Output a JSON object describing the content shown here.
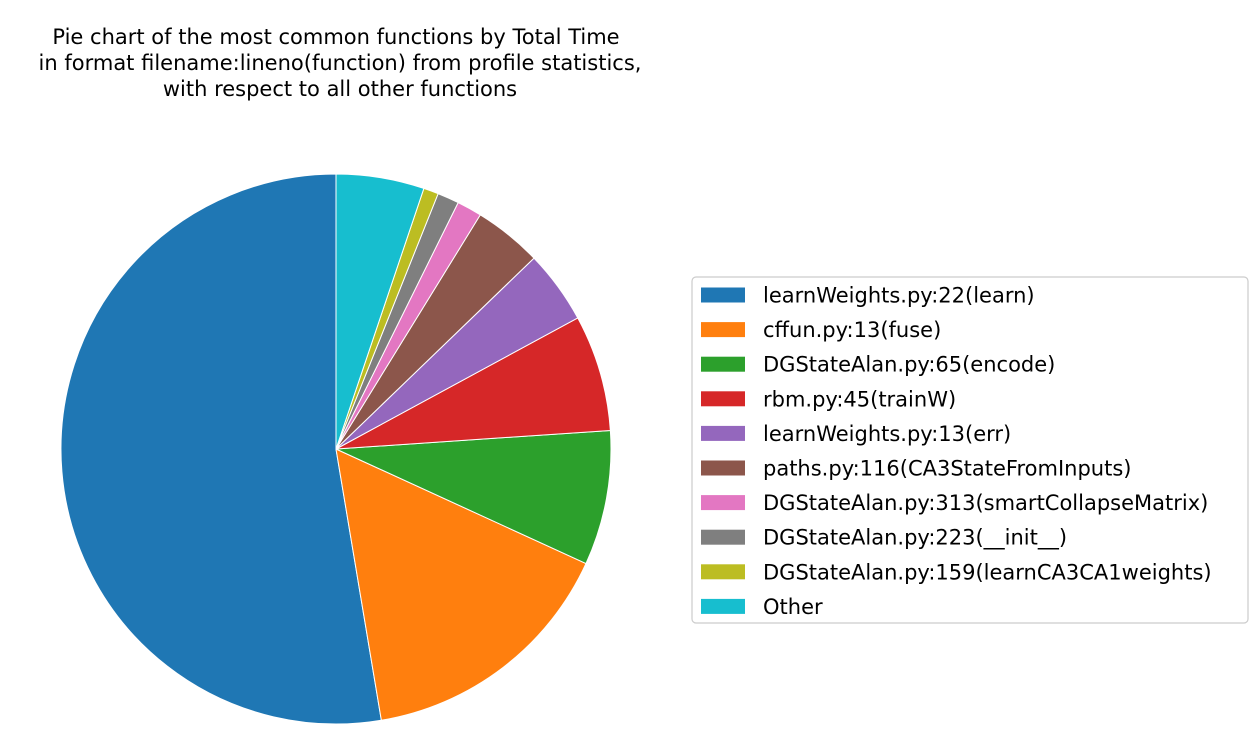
{
  "chart_data": {
    "type": "pie",
    "title": [
      "Pie chart of the most common functions by Total Time",
      "in format filename:lineno(function) from profile statistics,",
      "with respect to all other functions"
    ],
    "start_angle_deg": 90,
    "direction": "counterclockwise",
    "legend_position": "right",
    "slices": [
      {
        "label": "learnWeights.py:22(learn)",
        "value": 53.9,
        "color": "#1f77b4"
      },
      {
        "label": "cffun.py:13(fuse)",
        "value": 15.9,
        "color": "#ff7f0e"
      },
      {
        "label": "DGStateAlan.py:65(encode)",
        "value": 8.1,
        "color": "#2ca02c"
      },
      {
        "label": "rbm.py:45(trainW)",
        "value": 7.0,
        "color": "#d62728"
      },
      {
        "label": "learnWeights.py:13(err)",
        "value": 4.4,
        "color": "#9467bd"
      },
      {
        "label": "paths.py:116(CA3StateFromInputs)",
        "value": 4.1,
        "color": "#8c564b"
      },
      {
        "label": "DGStateAlan.py:313(smartCollapseMatrix)",
        "value": 1.5,
        "color": "#e377c2"
      },
      {
        "label": "DGStateAlan.py:223(__init__)",
        "value": 1.3,
        "color": "#7f7f7f"
      },
      {
        "label": "DGStateAlan.py:159(learnCA3CA1weights)",
        "value": 0.9,
        "color": "#bcbd22"
      },
      {
        "label": "Other",
        "value": 5.3,
        "color": "#17becf"
      }
    ]
  }
}
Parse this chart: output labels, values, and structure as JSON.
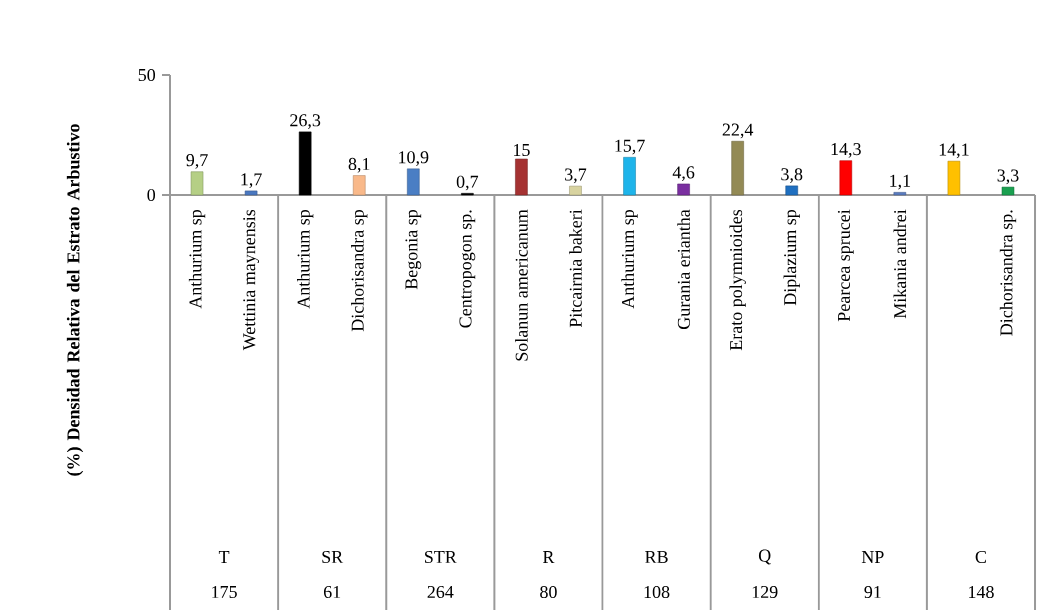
{
  "chart_data": {
    "type": "bar",
    "ylabel": "(%) Densidad Relativa del Estrato Arbustivo",
    "categories": [
      "Anthurium sp",
      "Wettinia maynensis",
      "Anthurium sp",
      "Dichorisandra sp",
      "Begonia sp",
      "Centropogon sp.",
      "Solanun americanum",
      "Pitcairnia bakeri",
      "Anthurium sp",
      "Gurania eriantha",
      "Erato polymnioides",
      "Diplazium sp",
      "Pearcea sprucei",
      "Mikania andrei",
      null,
      "Dichorisandra sp."
    ],
    "values": [
      9.7,
      1.7,
      26.3,
      8.1,
      10.9,
      0.7,
      15,
      3.7,
      15.7,
      4.6,
      22.4,
      3.8,
      14.3,
      1.1,
      14.1,
      3.3
    ],
    "value_labels": [
      "9,7",
      "1,7",
      "26,3",
      "8,1",
      "10,9",
      "0,7",
      "15",
      "3,7",
      "15,7",
      "4,6",
      "22,4",
      "3,8",
      "14,3",
      "1,1",
      "14,1",
      "3,3"
    ],
    "colors": [
      "#b5cf85",
      "#4a78c0",
      "#000000",
      "#f9b98a",
      "#4a7ec4",
      "#000000",
      "#a53232",
      "#d8d3a0",
      "#1eb4ea",
      "#7a2fa0",
      "#938a55",
      "#1f6fc0",
      "#ff0000",
      "#5a7cc0",
      "#ffc000",
      "#1aa050"
    ],
    "ylim": [
      0,
      50
    ],
    "yticks": [
      0,
      50
    ],
    "grid": false,
    "annotations": [
      "T",
      "SR",
      "STR",
      "R",
      "RB",
      "Q",
      "NP",
      "C",
      "175",
      "61",
      "264",
      "80",
      "108",
      "129",
      "91",
      "148"
    ]
  }
}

_Problem requirements_
Copy every line that contains the string "JSON".

_Expected output_
Output a JSON object describing the content shown here.
Parse this chart: output labels, values, and structure as JSON.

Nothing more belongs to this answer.